[Record set]

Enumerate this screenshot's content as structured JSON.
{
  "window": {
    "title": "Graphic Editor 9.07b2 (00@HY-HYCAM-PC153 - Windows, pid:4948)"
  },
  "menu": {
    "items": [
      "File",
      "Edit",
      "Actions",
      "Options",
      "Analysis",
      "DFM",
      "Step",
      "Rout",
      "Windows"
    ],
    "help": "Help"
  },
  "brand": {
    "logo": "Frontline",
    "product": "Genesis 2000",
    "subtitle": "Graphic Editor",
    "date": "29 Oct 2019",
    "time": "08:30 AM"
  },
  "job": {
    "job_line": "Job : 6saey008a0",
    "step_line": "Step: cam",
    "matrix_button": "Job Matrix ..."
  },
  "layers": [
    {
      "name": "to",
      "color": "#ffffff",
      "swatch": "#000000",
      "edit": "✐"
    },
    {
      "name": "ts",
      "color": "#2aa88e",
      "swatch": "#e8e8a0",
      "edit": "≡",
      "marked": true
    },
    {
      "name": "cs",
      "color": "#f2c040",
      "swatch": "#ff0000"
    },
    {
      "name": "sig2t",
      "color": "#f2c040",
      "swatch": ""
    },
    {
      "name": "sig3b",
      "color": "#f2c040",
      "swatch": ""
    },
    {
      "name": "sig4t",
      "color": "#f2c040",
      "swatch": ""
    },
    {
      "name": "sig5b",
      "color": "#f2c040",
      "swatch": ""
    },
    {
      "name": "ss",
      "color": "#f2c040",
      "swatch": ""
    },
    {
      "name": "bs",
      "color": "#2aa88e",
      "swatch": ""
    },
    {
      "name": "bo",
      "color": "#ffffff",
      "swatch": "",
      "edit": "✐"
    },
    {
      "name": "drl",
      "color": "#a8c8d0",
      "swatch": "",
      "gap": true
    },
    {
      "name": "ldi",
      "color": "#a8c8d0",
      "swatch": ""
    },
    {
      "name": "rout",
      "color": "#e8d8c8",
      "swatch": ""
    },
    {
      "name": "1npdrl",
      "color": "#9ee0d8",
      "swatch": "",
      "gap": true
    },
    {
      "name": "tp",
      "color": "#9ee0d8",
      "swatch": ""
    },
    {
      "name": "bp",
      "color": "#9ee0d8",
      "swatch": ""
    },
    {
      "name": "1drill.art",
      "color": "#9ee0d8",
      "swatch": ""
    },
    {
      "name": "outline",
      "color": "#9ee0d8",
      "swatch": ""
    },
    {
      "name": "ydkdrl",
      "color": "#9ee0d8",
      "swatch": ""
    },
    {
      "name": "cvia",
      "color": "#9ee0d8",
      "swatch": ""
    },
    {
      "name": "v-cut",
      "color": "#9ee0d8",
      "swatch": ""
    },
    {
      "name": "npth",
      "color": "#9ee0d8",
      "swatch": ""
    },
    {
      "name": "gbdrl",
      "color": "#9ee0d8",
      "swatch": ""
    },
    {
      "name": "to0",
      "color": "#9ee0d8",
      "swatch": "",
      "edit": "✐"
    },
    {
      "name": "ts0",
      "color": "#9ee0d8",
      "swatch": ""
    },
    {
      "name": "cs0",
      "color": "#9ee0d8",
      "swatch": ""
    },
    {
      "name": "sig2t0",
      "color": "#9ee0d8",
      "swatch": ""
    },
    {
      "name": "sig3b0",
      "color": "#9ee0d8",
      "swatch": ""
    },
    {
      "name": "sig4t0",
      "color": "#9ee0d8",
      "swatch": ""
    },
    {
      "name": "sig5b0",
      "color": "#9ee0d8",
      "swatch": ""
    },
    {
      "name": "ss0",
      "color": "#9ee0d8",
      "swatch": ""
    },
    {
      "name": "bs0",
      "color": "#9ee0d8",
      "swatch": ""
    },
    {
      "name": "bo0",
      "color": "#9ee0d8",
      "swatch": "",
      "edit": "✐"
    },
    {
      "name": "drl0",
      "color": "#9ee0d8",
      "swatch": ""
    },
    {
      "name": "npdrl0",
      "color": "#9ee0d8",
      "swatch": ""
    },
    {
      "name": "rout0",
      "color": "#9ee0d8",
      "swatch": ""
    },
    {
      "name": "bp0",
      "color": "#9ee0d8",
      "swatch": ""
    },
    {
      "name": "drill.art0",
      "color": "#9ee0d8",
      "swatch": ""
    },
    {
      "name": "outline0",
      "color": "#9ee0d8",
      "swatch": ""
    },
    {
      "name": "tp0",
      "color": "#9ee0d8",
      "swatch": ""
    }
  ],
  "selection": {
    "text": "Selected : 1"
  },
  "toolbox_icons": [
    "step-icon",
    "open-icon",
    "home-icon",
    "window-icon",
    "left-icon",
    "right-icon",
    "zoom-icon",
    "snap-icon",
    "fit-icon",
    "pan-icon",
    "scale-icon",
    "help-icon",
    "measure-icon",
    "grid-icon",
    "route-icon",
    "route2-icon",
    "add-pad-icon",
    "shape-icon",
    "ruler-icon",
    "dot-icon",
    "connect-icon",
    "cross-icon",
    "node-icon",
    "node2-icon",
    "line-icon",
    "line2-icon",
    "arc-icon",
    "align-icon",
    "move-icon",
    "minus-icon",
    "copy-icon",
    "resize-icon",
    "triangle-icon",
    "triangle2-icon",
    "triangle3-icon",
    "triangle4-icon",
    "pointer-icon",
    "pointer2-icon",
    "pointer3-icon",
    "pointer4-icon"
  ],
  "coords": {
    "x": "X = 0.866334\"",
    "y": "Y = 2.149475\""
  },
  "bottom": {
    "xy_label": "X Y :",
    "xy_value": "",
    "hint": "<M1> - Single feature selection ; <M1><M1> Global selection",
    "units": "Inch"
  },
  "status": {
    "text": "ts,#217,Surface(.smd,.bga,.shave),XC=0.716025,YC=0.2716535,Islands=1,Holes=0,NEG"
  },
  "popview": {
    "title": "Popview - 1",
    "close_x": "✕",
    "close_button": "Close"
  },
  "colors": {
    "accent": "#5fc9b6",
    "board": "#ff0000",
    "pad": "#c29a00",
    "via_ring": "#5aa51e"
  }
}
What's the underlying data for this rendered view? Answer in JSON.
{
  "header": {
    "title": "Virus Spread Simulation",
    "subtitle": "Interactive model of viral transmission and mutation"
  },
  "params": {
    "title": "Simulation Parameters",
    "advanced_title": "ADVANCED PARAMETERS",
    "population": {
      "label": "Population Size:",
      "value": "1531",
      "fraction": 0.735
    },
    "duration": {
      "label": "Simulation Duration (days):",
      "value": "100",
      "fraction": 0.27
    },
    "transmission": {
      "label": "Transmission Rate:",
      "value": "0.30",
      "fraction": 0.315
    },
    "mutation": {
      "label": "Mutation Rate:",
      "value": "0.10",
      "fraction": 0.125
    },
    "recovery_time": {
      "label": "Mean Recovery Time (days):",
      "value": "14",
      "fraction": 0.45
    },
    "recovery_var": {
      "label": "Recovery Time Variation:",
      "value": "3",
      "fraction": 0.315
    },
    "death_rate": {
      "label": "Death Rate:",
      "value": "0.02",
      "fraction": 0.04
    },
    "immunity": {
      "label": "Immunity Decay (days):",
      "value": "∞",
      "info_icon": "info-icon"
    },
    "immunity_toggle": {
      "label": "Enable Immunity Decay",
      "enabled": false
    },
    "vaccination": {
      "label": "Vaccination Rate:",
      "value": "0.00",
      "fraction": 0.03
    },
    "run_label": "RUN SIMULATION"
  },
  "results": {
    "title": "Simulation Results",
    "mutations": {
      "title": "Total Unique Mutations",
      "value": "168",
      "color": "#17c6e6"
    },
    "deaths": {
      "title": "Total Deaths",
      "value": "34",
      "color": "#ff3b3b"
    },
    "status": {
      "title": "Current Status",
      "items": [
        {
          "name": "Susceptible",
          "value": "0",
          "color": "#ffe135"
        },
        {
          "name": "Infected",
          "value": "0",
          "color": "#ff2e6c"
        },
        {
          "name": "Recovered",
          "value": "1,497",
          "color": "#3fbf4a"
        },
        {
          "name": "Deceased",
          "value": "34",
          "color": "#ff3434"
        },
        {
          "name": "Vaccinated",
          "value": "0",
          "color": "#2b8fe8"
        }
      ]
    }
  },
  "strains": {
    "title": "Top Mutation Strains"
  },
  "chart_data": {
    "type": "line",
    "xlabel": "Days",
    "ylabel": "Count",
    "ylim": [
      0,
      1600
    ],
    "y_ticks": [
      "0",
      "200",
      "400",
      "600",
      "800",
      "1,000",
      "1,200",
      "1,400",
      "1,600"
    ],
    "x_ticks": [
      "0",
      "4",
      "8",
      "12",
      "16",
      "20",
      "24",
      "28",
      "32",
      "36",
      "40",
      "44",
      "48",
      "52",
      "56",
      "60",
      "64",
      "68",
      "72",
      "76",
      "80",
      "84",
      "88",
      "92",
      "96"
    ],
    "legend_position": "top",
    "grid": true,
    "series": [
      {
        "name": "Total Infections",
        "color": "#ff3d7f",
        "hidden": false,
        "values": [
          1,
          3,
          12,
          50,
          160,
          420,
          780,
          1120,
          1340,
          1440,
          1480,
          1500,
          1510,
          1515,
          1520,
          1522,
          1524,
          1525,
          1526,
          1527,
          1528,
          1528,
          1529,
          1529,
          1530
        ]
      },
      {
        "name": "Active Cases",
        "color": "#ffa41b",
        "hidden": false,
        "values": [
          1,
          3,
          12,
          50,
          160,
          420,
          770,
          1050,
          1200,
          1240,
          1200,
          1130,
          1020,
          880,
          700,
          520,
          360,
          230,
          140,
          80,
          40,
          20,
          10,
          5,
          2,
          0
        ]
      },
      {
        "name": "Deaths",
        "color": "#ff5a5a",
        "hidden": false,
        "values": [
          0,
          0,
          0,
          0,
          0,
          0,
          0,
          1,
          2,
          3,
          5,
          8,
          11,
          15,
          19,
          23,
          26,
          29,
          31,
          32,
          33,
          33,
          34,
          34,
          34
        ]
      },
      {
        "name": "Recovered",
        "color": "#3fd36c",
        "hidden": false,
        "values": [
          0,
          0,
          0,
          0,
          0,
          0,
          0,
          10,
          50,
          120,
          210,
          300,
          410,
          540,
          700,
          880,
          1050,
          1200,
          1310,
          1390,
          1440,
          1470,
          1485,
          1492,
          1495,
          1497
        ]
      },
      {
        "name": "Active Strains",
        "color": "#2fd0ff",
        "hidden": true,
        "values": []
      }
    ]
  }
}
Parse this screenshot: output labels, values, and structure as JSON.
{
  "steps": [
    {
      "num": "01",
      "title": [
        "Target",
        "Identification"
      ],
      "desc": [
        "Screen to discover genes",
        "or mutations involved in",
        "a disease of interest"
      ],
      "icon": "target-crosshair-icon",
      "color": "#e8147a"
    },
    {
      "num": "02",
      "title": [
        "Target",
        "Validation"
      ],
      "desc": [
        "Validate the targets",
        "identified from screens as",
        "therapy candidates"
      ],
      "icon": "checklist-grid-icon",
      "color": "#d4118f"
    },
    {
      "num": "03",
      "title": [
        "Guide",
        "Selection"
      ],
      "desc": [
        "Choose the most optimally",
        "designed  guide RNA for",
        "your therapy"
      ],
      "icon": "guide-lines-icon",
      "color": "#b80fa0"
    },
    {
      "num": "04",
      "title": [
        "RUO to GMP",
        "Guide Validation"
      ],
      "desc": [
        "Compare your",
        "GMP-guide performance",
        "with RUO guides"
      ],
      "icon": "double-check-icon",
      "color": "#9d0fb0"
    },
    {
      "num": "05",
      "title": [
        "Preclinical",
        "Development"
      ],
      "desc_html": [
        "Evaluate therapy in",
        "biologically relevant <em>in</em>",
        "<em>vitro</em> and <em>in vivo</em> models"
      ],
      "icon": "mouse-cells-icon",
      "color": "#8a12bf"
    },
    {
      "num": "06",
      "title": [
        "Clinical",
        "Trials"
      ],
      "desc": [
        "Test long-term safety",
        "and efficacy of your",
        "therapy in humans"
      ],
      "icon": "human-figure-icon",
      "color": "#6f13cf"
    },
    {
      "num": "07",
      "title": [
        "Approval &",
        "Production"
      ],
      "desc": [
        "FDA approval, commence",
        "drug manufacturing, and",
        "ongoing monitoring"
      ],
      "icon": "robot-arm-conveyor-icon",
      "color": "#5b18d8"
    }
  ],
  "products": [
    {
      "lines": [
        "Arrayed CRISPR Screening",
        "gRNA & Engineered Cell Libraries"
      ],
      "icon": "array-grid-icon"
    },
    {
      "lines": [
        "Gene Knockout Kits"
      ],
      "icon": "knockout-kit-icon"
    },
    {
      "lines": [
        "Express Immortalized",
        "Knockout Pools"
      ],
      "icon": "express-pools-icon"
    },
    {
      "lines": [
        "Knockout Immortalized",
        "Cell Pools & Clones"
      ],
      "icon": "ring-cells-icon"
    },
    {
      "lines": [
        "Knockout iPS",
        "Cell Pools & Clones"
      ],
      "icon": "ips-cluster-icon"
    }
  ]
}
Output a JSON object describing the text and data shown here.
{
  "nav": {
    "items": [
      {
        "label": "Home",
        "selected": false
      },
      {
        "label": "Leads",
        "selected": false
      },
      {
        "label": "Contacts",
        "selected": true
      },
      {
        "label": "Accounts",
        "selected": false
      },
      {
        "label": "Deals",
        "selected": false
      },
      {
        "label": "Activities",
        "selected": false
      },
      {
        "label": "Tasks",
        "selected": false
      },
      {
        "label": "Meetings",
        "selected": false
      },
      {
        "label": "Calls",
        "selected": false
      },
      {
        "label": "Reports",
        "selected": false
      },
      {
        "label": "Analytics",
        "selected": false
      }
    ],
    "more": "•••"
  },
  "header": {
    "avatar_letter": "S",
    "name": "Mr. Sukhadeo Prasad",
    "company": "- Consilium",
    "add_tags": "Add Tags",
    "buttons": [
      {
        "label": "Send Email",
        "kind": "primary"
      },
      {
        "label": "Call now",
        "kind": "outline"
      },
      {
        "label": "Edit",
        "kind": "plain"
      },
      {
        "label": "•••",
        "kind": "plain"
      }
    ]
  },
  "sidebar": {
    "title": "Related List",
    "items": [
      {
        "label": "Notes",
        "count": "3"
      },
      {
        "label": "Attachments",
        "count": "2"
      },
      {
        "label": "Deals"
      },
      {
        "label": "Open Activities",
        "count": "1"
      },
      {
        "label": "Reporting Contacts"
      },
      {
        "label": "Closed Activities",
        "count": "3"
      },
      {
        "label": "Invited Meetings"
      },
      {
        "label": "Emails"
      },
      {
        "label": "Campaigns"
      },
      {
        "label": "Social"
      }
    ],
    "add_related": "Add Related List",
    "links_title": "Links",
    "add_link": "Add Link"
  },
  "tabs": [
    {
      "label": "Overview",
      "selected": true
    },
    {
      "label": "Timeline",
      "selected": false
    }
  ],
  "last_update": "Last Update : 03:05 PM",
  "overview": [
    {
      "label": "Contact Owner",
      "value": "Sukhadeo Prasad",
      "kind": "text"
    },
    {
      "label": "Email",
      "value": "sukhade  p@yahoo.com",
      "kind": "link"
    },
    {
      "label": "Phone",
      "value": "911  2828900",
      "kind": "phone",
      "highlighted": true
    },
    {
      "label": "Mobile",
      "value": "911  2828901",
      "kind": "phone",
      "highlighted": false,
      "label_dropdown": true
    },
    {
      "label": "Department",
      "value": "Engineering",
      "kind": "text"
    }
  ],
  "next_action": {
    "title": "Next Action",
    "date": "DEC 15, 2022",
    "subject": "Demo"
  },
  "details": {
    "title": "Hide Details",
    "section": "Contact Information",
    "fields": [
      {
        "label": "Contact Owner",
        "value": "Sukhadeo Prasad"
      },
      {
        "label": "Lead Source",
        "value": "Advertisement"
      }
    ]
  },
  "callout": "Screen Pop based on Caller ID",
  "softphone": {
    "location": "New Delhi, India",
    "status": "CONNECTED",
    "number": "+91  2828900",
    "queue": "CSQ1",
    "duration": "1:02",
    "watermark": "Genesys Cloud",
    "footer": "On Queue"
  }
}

[/Record set]

**The task**: Pick out all lines from the data above in which the word "true" appears.

**Task result**:
      "marked": true
      "gap": true
      "gap": true
    "grid": true,
        "hidden": true,
        "selected": true
      "selected": true
      "highlighted": true
      "label_dropdown": true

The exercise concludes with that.